WHAT IS BEING ASKED >> Copy out each line of the material below that holds the string "Lunatycy".

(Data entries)
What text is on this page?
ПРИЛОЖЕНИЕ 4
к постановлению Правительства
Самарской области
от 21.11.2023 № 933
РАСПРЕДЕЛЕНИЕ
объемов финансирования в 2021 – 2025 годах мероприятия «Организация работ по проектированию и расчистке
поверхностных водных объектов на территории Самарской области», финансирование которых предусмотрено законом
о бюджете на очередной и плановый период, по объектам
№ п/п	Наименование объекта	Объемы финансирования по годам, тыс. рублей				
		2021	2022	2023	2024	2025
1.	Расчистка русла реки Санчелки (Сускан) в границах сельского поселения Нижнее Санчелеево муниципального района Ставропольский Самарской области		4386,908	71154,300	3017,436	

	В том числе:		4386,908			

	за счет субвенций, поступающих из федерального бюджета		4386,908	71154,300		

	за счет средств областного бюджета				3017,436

* * *

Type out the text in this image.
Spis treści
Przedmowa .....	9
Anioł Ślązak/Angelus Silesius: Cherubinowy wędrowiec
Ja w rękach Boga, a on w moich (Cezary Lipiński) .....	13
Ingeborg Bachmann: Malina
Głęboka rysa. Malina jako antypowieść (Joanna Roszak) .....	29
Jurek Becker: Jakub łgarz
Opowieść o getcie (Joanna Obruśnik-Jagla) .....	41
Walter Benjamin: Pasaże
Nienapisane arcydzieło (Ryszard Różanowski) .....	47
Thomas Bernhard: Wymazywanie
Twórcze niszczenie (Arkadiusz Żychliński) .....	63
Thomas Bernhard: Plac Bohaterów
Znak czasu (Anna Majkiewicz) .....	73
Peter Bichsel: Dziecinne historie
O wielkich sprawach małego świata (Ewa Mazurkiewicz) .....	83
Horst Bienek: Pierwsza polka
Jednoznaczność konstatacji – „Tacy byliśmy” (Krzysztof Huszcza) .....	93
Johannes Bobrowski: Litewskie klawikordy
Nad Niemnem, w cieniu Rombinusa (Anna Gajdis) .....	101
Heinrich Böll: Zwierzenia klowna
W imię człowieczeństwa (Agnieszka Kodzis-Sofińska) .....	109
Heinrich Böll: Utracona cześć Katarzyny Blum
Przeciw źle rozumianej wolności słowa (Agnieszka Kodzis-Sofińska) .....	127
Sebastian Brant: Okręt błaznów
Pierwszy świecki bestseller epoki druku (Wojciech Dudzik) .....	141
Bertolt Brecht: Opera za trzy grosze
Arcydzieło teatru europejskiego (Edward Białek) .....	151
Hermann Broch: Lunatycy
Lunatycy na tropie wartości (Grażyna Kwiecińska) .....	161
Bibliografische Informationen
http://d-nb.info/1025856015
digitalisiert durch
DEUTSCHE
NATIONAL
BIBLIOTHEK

* * *

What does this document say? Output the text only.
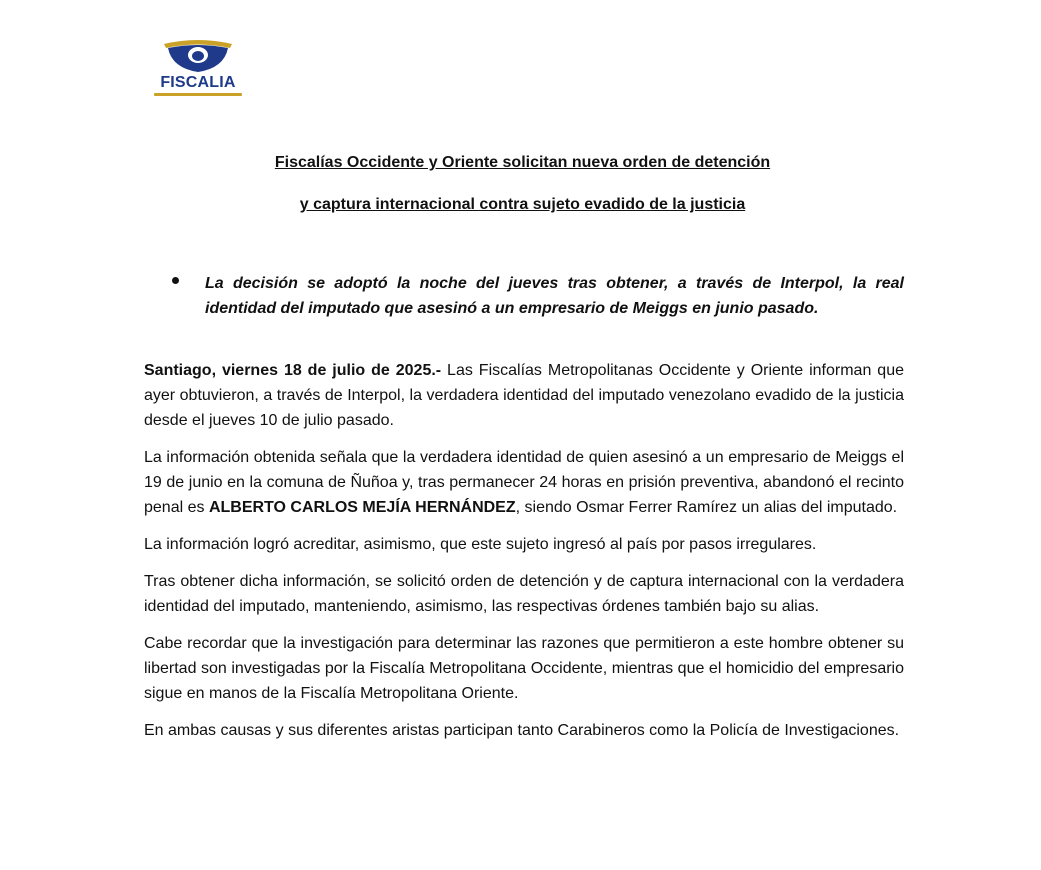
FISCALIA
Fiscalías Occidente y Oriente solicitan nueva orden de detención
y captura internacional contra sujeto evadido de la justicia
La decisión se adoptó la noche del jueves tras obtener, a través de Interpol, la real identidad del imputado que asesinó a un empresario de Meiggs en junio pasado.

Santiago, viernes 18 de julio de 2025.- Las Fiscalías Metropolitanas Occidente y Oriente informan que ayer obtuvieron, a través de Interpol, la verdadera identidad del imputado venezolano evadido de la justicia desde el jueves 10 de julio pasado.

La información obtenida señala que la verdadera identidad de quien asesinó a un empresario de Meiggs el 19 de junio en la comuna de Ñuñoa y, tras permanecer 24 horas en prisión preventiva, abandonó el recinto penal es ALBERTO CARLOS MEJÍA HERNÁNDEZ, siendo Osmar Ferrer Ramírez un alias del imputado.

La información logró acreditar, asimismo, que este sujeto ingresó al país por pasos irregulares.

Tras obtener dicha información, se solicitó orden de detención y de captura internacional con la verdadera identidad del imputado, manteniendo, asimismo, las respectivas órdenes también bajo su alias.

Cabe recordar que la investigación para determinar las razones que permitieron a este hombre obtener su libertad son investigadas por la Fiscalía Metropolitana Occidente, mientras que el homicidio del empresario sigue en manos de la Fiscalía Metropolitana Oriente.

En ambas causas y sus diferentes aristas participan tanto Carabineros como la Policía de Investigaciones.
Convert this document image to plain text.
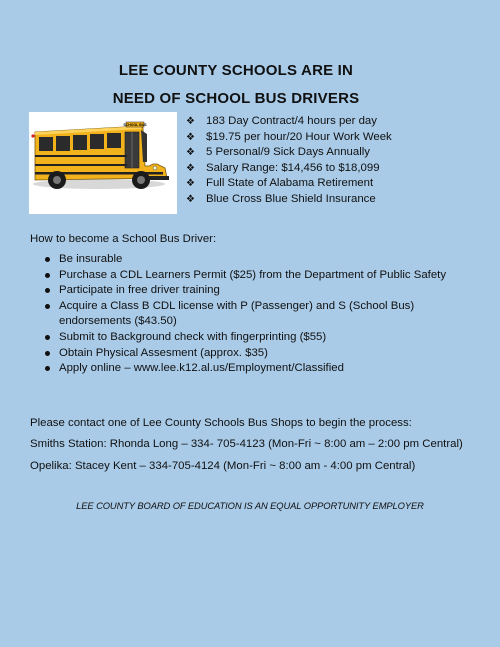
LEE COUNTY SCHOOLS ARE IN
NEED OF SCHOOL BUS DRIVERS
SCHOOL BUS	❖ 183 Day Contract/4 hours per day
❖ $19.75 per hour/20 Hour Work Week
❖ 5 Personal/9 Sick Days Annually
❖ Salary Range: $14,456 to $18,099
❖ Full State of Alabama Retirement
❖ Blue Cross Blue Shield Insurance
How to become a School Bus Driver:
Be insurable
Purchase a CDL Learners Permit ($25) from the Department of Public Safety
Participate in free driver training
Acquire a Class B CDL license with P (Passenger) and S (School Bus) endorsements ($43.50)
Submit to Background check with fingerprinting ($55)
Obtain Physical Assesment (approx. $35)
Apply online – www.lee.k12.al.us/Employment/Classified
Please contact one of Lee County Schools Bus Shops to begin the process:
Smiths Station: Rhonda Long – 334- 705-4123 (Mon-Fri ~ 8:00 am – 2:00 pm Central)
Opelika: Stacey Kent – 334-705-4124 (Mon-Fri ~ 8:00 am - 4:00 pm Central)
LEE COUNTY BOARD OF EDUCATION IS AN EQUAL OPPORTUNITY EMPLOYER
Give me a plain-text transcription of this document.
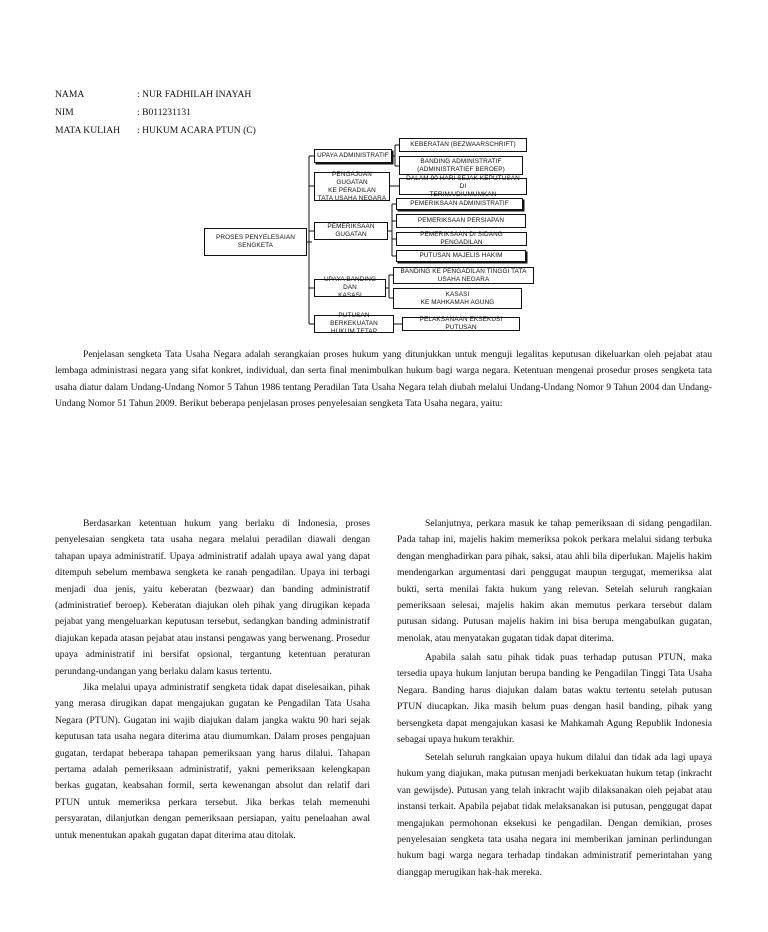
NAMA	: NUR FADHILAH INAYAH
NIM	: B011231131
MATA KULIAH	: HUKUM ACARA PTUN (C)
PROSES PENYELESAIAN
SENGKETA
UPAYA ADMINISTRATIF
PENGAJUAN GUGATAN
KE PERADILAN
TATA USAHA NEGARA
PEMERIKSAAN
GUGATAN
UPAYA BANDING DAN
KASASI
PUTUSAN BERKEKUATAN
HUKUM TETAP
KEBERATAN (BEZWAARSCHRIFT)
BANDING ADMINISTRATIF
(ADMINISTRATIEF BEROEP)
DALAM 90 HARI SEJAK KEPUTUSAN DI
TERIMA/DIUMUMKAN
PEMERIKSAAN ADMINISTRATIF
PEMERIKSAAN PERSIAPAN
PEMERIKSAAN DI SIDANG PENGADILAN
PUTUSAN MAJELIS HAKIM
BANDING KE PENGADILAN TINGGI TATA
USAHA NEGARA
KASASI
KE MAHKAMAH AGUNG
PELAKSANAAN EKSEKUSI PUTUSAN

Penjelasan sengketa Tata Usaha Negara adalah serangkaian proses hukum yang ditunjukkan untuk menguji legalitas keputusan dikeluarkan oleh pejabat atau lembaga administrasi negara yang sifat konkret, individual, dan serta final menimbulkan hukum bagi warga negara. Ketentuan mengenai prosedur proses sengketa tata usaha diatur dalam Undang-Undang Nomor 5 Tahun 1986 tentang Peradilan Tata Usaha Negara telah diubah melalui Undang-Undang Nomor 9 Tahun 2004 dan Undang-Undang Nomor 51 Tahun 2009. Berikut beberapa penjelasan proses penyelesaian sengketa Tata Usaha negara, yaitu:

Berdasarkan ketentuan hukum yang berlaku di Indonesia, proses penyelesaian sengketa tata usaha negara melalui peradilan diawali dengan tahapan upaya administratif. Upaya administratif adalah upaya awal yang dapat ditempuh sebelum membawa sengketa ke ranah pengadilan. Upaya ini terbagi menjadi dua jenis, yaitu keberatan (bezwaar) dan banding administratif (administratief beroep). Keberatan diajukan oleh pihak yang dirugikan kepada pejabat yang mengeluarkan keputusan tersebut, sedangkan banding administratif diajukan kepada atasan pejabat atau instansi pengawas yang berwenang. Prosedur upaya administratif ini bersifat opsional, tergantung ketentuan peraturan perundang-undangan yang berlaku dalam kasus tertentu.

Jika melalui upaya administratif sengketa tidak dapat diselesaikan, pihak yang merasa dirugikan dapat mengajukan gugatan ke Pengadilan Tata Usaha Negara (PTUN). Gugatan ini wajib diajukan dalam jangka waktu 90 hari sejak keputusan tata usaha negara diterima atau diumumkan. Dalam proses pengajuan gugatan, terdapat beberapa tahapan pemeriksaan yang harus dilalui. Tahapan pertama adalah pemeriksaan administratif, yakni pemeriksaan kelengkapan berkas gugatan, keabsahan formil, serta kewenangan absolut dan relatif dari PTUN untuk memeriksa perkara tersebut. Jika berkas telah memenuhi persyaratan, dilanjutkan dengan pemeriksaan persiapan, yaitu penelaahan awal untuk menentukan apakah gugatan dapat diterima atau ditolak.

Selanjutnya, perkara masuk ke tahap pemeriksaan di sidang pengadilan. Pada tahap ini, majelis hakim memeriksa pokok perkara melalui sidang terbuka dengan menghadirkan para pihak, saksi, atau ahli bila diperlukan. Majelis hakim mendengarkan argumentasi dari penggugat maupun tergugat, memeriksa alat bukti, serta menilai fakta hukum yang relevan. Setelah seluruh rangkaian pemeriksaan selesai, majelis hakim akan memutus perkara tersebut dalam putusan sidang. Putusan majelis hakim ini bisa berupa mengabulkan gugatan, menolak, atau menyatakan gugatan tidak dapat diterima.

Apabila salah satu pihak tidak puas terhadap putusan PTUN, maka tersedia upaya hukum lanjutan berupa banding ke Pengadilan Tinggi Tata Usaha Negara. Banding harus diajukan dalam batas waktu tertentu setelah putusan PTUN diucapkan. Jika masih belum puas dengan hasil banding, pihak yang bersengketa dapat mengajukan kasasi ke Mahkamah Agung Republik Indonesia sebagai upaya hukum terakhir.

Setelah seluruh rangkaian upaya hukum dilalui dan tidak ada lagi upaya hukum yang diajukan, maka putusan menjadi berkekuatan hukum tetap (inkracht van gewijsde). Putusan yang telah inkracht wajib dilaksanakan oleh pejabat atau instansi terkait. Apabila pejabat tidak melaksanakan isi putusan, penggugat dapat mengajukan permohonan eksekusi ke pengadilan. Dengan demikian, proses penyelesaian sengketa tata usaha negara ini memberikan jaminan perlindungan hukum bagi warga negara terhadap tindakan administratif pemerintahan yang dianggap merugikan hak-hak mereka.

EXERCISE SOLUTION >>
Hermann Broch: Lunatycy
Lunatycy na tropie wartości (Grażyna Kwiecińska) .....	161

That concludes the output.